### The problem
Find the lines holding the word "supported" and collect them.
──────── Input ────────
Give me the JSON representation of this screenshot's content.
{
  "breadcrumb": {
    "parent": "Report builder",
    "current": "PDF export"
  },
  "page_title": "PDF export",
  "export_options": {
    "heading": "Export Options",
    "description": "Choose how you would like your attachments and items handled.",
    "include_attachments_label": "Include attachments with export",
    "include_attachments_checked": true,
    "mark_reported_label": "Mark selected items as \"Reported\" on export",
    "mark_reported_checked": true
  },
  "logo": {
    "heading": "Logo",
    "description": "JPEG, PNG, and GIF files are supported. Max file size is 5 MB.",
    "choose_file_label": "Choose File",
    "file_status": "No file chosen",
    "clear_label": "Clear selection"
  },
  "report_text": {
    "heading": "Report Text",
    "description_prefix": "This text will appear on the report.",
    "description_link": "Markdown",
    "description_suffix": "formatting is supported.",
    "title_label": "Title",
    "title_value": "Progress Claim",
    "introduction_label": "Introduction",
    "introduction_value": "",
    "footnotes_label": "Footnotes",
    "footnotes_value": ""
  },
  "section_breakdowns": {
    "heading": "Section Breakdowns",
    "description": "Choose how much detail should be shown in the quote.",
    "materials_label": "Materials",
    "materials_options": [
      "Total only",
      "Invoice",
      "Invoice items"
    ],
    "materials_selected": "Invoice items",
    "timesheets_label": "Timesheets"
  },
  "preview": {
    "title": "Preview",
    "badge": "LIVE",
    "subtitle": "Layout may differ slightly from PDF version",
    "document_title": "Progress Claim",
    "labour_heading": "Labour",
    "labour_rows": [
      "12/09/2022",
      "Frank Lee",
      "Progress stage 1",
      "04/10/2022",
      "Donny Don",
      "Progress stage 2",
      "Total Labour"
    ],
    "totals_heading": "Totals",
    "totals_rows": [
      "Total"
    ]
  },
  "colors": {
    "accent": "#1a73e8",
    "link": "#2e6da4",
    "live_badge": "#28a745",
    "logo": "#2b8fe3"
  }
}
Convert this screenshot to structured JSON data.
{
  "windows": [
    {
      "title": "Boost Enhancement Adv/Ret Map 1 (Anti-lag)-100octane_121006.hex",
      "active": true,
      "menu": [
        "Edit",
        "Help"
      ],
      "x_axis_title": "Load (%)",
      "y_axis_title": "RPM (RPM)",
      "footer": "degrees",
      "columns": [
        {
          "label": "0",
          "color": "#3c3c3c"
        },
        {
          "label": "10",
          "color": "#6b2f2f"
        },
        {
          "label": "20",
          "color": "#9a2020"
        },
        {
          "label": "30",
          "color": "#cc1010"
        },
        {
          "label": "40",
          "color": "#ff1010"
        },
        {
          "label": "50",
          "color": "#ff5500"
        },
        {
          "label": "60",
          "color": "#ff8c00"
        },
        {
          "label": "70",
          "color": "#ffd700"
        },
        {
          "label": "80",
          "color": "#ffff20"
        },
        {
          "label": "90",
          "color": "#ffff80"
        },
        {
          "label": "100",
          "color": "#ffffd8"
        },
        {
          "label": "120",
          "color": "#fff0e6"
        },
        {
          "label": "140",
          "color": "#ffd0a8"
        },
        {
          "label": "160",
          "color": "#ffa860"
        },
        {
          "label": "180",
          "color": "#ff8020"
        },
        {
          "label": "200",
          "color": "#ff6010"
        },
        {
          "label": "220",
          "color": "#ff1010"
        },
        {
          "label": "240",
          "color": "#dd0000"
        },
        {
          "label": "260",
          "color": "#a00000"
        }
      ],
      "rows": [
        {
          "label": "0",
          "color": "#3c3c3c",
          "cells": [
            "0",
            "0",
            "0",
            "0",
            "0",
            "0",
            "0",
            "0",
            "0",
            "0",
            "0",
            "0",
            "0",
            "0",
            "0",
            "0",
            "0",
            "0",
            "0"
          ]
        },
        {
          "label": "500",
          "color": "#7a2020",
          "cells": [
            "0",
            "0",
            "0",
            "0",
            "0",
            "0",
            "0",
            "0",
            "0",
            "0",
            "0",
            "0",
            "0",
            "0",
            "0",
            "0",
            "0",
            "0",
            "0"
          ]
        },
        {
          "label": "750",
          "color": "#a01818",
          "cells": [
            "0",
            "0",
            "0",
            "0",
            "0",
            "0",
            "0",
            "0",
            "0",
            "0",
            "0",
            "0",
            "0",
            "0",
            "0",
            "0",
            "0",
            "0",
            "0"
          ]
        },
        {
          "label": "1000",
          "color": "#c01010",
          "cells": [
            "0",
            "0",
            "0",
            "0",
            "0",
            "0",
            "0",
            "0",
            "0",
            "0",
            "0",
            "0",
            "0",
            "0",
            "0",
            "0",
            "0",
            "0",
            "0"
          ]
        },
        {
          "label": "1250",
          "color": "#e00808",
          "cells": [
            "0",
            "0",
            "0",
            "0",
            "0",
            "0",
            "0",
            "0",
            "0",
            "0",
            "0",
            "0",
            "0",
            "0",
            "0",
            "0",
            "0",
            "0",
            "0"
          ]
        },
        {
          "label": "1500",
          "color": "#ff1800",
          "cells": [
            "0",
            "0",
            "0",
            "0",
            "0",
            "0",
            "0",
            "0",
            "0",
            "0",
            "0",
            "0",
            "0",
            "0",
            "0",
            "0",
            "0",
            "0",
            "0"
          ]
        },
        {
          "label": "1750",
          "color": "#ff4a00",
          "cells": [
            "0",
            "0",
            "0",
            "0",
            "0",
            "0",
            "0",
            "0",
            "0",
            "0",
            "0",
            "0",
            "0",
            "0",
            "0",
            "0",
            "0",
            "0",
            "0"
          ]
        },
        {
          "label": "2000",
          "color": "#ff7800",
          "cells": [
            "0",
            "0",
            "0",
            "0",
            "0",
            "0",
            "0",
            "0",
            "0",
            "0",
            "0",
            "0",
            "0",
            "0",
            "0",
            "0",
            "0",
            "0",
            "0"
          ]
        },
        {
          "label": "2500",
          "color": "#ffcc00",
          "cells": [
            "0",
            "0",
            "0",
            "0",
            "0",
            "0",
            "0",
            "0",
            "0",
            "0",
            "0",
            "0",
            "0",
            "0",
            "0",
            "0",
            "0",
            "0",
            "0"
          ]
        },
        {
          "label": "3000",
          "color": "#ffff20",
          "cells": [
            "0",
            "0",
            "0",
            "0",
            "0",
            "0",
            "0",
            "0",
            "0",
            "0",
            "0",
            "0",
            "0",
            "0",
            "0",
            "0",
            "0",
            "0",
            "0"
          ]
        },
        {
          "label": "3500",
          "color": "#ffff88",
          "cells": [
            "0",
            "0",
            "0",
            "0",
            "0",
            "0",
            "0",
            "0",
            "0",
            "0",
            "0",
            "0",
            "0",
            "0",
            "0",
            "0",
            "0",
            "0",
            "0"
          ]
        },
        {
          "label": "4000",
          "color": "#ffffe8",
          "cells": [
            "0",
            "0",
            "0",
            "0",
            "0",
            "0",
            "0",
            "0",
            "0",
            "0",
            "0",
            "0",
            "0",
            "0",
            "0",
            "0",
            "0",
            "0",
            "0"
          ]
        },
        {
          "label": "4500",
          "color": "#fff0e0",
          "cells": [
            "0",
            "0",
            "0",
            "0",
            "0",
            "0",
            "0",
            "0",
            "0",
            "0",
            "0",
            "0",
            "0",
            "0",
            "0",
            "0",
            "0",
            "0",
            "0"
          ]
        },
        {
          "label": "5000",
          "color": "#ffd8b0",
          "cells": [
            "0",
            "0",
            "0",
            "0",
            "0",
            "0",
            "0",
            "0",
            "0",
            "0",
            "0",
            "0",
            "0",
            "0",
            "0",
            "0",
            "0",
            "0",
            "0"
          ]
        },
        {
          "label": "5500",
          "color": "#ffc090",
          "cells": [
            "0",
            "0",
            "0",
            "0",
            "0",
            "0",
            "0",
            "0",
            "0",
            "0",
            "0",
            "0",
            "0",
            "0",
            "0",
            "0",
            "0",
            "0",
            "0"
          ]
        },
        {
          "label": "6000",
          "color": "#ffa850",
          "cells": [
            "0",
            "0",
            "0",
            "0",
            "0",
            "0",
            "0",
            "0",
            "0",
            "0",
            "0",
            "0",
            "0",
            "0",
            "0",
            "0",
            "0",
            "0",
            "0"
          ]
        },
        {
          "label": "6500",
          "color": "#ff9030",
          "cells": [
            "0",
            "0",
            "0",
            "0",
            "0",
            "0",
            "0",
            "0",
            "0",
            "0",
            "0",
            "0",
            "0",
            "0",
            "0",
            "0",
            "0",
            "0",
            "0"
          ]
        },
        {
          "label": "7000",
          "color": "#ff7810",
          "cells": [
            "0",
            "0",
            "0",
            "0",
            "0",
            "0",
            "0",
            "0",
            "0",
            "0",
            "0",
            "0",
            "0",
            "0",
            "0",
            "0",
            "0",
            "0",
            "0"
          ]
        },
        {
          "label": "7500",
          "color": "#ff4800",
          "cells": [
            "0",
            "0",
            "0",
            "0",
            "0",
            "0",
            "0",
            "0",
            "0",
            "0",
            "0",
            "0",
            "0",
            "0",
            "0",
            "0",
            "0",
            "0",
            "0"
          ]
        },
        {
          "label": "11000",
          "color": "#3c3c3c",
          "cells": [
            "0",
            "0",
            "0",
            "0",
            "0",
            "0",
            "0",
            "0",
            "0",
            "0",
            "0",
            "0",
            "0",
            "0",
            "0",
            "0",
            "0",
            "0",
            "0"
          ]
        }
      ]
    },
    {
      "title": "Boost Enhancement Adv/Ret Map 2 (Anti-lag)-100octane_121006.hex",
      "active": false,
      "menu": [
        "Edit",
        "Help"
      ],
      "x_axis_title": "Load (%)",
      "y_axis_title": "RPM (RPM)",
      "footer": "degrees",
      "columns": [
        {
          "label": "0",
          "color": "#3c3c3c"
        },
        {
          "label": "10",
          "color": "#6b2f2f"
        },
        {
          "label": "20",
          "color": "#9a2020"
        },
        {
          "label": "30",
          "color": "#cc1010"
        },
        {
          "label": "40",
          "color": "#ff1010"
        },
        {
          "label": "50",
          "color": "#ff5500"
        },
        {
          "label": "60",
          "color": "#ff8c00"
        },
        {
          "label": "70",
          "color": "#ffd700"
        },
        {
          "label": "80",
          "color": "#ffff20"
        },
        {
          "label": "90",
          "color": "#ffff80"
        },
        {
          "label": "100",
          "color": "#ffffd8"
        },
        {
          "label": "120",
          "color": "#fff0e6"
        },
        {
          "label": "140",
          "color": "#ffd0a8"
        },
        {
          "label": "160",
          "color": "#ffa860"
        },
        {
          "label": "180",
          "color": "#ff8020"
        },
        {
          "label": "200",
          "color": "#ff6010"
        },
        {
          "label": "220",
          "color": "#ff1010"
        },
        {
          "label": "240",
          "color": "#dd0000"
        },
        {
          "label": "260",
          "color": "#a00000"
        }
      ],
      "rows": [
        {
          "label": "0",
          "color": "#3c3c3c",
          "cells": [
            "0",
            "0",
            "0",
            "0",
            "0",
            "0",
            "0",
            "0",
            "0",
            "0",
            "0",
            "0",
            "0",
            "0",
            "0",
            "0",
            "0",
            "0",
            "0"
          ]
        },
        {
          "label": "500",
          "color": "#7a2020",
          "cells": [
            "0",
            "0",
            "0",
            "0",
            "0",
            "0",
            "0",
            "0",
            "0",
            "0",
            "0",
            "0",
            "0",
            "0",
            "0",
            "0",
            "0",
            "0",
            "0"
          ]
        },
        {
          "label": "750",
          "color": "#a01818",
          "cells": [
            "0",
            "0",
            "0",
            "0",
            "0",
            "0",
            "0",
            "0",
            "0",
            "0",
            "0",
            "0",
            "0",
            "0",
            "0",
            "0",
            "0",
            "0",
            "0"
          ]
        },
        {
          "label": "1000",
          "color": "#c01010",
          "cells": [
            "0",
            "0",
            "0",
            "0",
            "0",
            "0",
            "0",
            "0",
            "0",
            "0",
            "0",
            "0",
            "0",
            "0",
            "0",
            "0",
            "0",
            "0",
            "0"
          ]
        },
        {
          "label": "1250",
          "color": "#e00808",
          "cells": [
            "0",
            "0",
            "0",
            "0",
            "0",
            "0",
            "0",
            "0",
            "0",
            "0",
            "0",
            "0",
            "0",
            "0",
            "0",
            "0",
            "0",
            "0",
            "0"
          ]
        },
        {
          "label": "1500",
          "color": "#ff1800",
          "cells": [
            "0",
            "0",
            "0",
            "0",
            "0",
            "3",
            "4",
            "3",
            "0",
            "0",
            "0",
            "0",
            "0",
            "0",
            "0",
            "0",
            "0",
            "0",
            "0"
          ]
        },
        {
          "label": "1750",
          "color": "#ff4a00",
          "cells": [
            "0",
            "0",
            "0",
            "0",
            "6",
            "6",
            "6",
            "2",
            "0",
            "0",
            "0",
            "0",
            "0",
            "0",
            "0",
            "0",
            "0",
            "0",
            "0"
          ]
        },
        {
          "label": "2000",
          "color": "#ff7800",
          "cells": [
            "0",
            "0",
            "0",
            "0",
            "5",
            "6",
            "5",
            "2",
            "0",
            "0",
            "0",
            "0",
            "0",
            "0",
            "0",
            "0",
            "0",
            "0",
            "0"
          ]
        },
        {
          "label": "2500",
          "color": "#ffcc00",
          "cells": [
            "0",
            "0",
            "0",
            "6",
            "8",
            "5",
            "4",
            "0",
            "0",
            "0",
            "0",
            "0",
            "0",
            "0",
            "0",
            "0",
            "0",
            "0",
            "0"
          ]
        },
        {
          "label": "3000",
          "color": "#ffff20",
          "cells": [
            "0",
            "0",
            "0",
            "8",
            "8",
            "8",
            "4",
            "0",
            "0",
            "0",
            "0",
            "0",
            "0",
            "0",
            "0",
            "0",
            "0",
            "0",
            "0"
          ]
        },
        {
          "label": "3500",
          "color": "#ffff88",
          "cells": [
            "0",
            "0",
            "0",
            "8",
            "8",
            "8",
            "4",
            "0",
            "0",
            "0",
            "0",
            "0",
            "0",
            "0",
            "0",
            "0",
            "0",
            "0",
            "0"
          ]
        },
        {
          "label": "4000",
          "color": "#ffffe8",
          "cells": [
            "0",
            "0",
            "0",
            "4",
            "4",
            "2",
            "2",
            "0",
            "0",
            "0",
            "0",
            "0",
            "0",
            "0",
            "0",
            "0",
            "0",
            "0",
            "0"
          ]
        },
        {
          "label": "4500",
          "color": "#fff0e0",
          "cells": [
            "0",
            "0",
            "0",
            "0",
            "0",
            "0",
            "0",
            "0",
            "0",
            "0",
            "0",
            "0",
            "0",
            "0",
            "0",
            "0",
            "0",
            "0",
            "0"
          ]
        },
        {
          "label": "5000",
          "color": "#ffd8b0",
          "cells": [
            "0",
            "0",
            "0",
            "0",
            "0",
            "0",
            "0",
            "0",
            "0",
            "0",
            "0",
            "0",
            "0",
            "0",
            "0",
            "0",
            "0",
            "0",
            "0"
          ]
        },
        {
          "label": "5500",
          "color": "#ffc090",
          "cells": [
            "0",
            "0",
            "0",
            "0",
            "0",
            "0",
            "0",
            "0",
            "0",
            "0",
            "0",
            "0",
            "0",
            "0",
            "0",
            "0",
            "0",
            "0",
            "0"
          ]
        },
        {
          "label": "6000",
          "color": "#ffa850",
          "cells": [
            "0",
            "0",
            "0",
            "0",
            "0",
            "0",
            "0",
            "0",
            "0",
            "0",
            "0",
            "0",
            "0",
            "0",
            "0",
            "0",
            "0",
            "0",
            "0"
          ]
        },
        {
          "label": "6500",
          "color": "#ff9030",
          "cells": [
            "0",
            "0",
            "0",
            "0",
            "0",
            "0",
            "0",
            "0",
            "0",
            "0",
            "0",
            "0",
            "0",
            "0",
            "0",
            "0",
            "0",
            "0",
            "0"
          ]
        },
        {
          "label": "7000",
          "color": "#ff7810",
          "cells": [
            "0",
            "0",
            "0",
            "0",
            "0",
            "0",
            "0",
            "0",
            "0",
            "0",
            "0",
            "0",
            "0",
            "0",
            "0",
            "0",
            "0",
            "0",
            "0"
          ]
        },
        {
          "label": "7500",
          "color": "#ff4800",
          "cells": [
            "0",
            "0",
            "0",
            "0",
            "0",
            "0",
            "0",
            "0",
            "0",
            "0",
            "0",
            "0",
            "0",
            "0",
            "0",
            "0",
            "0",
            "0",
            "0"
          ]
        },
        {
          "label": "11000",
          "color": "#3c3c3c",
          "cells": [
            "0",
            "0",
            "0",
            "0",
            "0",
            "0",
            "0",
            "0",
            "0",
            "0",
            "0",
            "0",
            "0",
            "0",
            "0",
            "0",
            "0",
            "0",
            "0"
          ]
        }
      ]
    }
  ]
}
────────
### Result of this exercise
    "description": "JPEG, PNG, and GIF files are supported. Max file size is 5 MB.",
    "description_suffix": "formatting is supported.",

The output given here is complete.